**Items from a figure collection:**
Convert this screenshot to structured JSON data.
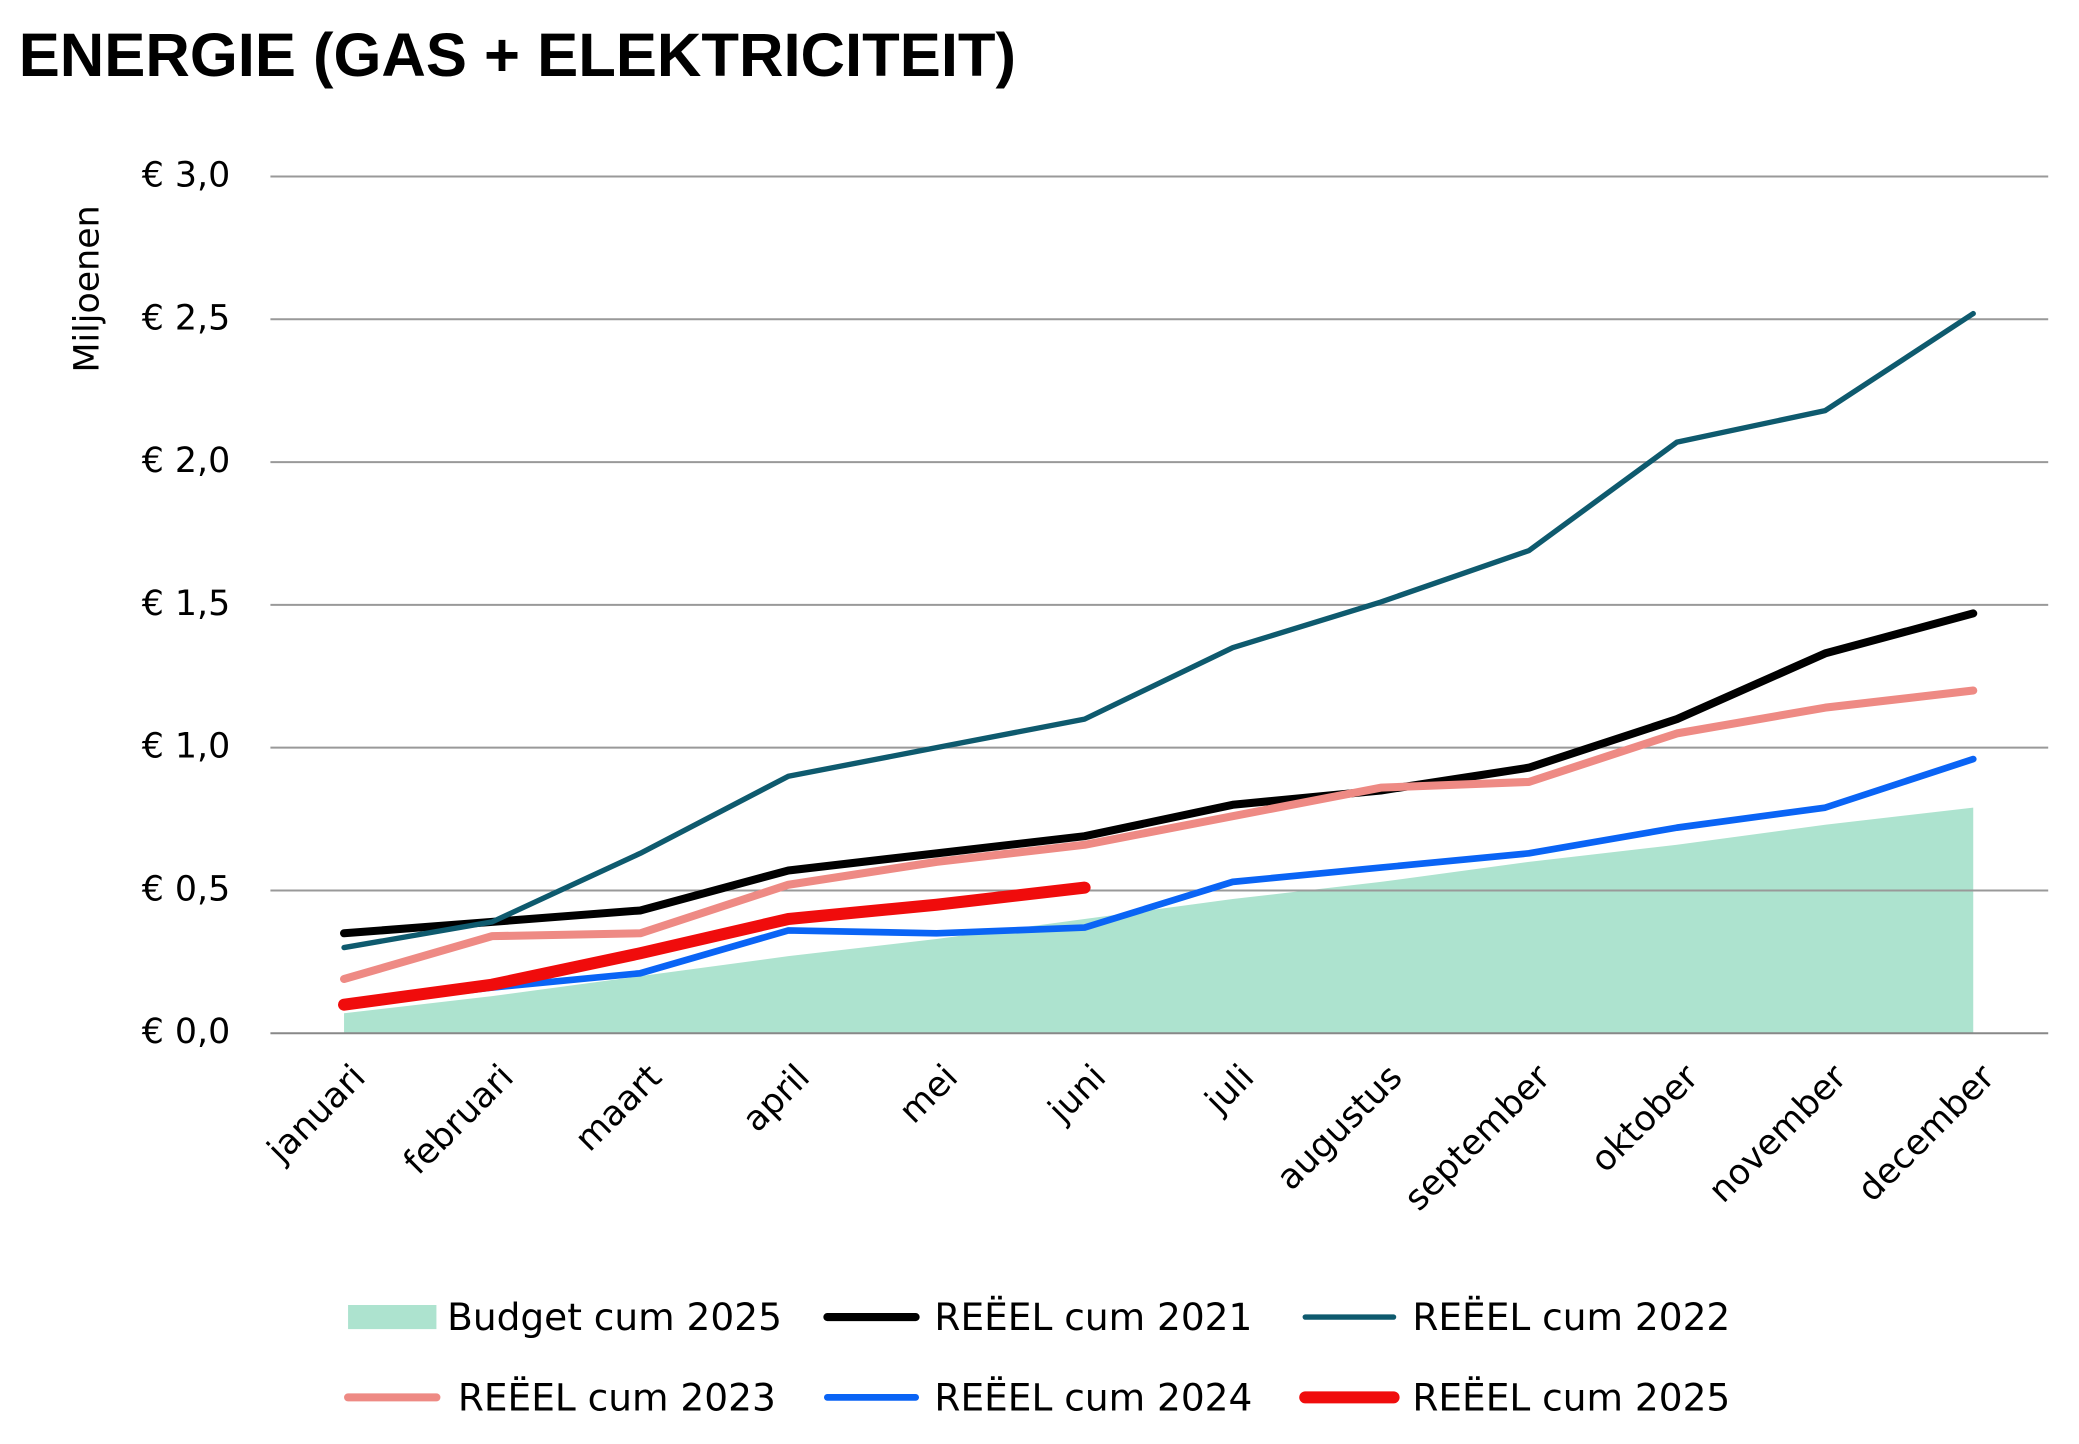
{
  "chart_data": {
    "type": "line",
    "title": "ENERGIE (GAS + ELEKTRICITEIT)",
    "y_label": "Miljoenen",
    "categories": [
      "januari",
      "februari",
      "maart",
      "april",
      "mei",
      "juni",
      "juli",
      "augustus",
      "september",
      "oktober",
      "november",
      "december"
    ],
    "series": [
      {
        "name": "Budget cum 2025",
        "type": "area",
        "color": "#ade3cf",
        "values": [
          0.07,
          0.13,
          0.2,
          0.27,
          0.33,
          0.4,
          0.47,
          0.53,
          0.6,
          0.66,
          0.73,
          0.79
        ]
      },
      {
        "name": "REËEL cum 2021",
        "color": "#000000",
        "values": [
          0.35,
          0.39,
          0.43,
          0.57,
          0.63,
          0.69,
          0.8,
          0.85,
          0.93,
          1.1,
          1.33,
          1.47
        ]
      },
      {
        "name": "REËEL cum 2022",
        "color": "#0e5a6e",
        "values": [
          0.3,
          0.39,
          0.63,
          0.9,
          1.0,
          1.1,
          1.35,
          1.51,
          1.69,
          2.07,
          2.18,
          2.52
        ]
      },
      {
        "name": "REËEL cum 2023",
        "color": "#ee8a84",
        "values": [
          0.19,
          0.34,
          0.35,
          0.52,
          0.6,
          0.66,
          0.76,
          0.86,
          0.88,
          1.05,
          1.14,
          1.2
        ]
      },
      {
        "name": "REËEL cum 2024",
        "color": "#0a64f5",
        "values": [
          0.1,
          0.16,
          0.21,
          0.36,
          0.35,
          0.37,
          0.53,
          0.58,
          0.63,
          0.72,
          0.79,
          0.96
        ]
      },
      {
        "name": "REËEL cum 2025",
        "color": "#f00c0c",
        "values": [
          0.1,
          0.17,
          0.28,
          0.4,
          0.45,
          0.51,
          null,
          null,
          null,
          null,
          null,
          null
        ]
      }
    ],
    "ylim": [
      0,
      3
    ],
    "yticks": [
      {
        "value": 0,
        "label": "€ 0,0"
      },
      {
        "value": 0.5,
        "label": "€ 0,5"
      },
      {
        "value": 1,
        "label": "€ 1,0"
      },
      {
        "value": 1.5,
        "label": "€ 1,5"
      },
      {
        "value": 2,
        "label": "€ 2,0"
      },
      {
        "value": 2.5,
        "label": "€ 2,5"
      },
      {
        "value": 3,
        "label": "€ 3,0"
      }
    ],
    "grid": true,
    "legend": "bottom"
  }
}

**What this task involves:** Transcribe all of the entries word for word, but skip any pictures they contain.

**Response:**
Convert this screenshot to structured JSON data.
{
  "chart_data": {
    "type": "line",
    "title": "ENERGIE (GAS + ELEKTRICITEIT)",
    "y_label": "Miljoenen",
    "categories": [
      "januari",
      "februari",
      "maart",
      "april",
      "mei",
      "juni",
      "juli",
      "augustus",
      "september",
      "oktober",
      "november",
      "december"
    ],
    "series": [
      {
        "name": "Budget cum 2025",
        "type": "area",
        "color": "#ade3cf",
        "values": [
          0.07,
          0.13,
          0.2,
          0.27,
          0.33,
          0.4,
          0.47,
          0.53,
          0.6,
          0.66,
          0.73,
          0.79
        ]
      },
      {
        "name": "REËEL cum 2021",
        "color": "#000000",
        "values": [
          0.35,
          0.39,
          0.43,
          0.57,
          0.63,
          0.69,
          0.8,
          0.85,
          0.93,
          1.1,
          1.33,
          1.47
        ]
      },
      {
        "name": "REËEL cum 2022",
        "color": "#0e5a6e",
        "values": [
          0.3,
          0.39,
          0.63,
          0.9,
          1.0,
          1.1,
          1.35,
          1.51,
          1.69,
          2.07,
          2.18,
          2.52
        ]
      },
      {
        "name": "REËEL cum 2023",
        "color": "#ee8a84",
        "values": [
          0.19,
          0.34,
          0.35,
          0.52,
          0.6,
          0.66,
          0.76,
          0.86,
          0.88,
          1.05,
          1.14,
          1.2
        ]
      },
      {
        "name": "REËEL cum 2024",
        "color": "#0a64f5",
        "values": [
          0.1,
          0.16,
          0.21,
          0.36,
          0.35,
          0.37,
          0.53,
          0.58,
          0.63,
          0.72,
          0.79,
          0.96
        ]
      },
      {
        "name": "REËEL cum 2025",
        "color": "#f00c0c",
        "values": [
          0.1,
          0.17,
          0.28,
          0.4,
          0.45,
          0.51,
          null,
          null,
          null,
          null,
          null,
          null
        ]
      }
    ],
    "ylim": [
      0,
      3
    ],
    "yticks": [
      {
        "value": 0,
        "label": "€ 0,0"
      },
      {
        "value": 0.5,
        "label": "€ 0,5"
      },
      {
        "value": 1,
        "label": "€ 1,0"
      },
      {
        "value": 1.5,
        "label": "€ 1,5"
      },
      {
        "value": 2,
        "label": "€ 2,0"
      },
      {
        "value": 2.5,
        "label": "€ 2,5"
      },
      {
        "value": 3,
        "label": "€ 3,0"
      }
    ],
    "grid": true,
    "legend": "bottom"
  }
}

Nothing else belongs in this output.